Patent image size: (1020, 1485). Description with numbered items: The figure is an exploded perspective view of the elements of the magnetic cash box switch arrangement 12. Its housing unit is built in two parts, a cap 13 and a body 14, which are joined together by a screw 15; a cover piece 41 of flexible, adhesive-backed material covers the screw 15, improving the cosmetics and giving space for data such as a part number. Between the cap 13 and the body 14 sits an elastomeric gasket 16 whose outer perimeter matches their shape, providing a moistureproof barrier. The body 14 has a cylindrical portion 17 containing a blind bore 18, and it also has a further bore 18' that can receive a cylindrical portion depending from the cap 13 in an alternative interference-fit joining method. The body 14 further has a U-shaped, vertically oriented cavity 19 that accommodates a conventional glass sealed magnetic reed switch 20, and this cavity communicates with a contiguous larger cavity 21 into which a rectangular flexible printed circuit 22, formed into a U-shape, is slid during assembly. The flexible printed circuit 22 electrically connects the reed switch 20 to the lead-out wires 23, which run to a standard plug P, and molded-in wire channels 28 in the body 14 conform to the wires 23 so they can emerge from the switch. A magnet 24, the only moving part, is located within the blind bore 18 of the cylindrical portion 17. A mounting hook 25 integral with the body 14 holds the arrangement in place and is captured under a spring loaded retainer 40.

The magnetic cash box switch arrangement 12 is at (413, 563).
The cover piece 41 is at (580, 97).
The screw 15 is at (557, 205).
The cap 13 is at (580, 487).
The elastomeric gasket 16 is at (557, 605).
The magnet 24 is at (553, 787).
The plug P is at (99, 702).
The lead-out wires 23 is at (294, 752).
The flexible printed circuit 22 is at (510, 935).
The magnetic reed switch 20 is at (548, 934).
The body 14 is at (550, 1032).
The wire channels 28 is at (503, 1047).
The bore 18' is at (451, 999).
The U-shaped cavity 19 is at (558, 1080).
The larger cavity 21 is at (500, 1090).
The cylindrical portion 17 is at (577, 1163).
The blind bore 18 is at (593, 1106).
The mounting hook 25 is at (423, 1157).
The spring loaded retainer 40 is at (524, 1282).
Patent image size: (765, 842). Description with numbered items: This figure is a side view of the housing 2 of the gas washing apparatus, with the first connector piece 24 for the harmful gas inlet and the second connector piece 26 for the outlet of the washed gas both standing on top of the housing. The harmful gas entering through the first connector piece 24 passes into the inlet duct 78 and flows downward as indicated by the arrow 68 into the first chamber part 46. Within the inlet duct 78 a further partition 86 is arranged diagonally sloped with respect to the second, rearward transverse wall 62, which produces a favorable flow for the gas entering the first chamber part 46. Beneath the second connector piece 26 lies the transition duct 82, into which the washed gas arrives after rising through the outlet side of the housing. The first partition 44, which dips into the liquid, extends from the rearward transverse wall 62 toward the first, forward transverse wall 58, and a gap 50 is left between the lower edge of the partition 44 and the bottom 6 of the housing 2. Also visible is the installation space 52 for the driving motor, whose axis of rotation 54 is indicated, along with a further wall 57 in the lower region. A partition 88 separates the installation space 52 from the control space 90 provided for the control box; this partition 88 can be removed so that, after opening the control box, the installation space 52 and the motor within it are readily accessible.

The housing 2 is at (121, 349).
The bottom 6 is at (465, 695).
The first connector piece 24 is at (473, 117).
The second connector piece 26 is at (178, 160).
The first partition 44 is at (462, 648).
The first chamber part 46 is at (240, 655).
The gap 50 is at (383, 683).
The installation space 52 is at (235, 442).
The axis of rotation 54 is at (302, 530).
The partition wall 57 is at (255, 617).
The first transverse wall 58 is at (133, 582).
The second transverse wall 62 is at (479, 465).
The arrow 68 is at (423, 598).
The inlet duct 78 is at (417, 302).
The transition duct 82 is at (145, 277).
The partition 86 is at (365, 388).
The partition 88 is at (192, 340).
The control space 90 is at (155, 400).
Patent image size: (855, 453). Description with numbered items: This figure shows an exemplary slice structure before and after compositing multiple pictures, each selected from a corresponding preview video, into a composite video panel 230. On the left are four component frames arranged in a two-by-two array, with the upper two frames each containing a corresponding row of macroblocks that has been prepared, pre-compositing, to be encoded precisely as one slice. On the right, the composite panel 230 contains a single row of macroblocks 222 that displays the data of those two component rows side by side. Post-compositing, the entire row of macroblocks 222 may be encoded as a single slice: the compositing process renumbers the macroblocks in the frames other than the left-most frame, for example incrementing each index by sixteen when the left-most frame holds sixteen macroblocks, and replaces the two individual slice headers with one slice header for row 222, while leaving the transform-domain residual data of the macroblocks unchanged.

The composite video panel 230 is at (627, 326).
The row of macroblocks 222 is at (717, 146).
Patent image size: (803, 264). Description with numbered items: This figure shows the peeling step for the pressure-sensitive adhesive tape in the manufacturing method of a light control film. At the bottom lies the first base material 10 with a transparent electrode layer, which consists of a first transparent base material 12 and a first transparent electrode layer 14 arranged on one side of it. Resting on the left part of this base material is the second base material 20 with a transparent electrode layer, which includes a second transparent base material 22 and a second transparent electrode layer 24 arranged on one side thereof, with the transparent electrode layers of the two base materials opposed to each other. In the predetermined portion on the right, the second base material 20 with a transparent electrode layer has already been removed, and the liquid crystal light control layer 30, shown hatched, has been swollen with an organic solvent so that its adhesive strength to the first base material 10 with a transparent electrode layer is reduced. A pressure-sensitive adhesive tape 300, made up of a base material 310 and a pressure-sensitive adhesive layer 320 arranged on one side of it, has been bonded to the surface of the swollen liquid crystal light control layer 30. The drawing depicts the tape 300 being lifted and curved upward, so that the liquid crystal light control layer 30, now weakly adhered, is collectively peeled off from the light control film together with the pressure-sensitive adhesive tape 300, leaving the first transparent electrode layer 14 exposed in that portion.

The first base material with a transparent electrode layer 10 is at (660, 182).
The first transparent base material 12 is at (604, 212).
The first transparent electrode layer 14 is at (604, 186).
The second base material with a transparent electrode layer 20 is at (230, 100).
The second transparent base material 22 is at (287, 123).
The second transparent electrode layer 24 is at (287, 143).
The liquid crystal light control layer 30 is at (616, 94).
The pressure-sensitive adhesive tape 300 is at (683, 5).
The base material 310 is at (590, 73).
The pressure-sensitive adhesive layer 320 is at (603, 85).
◇ ◇ ◇ ◇ ◇
**EXERCISE REQUIREMENTS:**
Rewrite the rows from the line that has "Patent image size: (855, 453)." through the line that has "The row of macroblocks 222 is at (717, 146).", changing "slice structure" to "slice layout" and leaving everything else unchanged.

**ANSWER FOR THIS EXERCISE:**
Patent image size: (855, 453). Description with numbered items: This figure shows an exemplary slice layout before and after compositing multiple pictures, each selected from a corresponding preview video, into a composite video panel 230. On the left are four component frames arranged in a two-by-two array, with the upper two frames each containing a corresponding row of macroblocks that has been prepared, pre-compositing, to be encoded precisely as one slice. On the right, the composite panel 230 contains a single row of macroblocks 222 that displays the data of those two component rows side by side. Post-compositing, the entire row of macroblocks 222 may be encoded as a single slice: the compositing process renumbers the macroblocks in the frames other than the left-most frame, for example incrementing each index by sixteen when the left-most frame holds sixteen macroblocks, and replaces the two individual slice headers with one slice header for row 222, while leaving the transform-domain residual data of the macroblocks unchanged.

The composite video panel 230 is at (627, 326).
The row of macroblocks 222 is at (717, 146).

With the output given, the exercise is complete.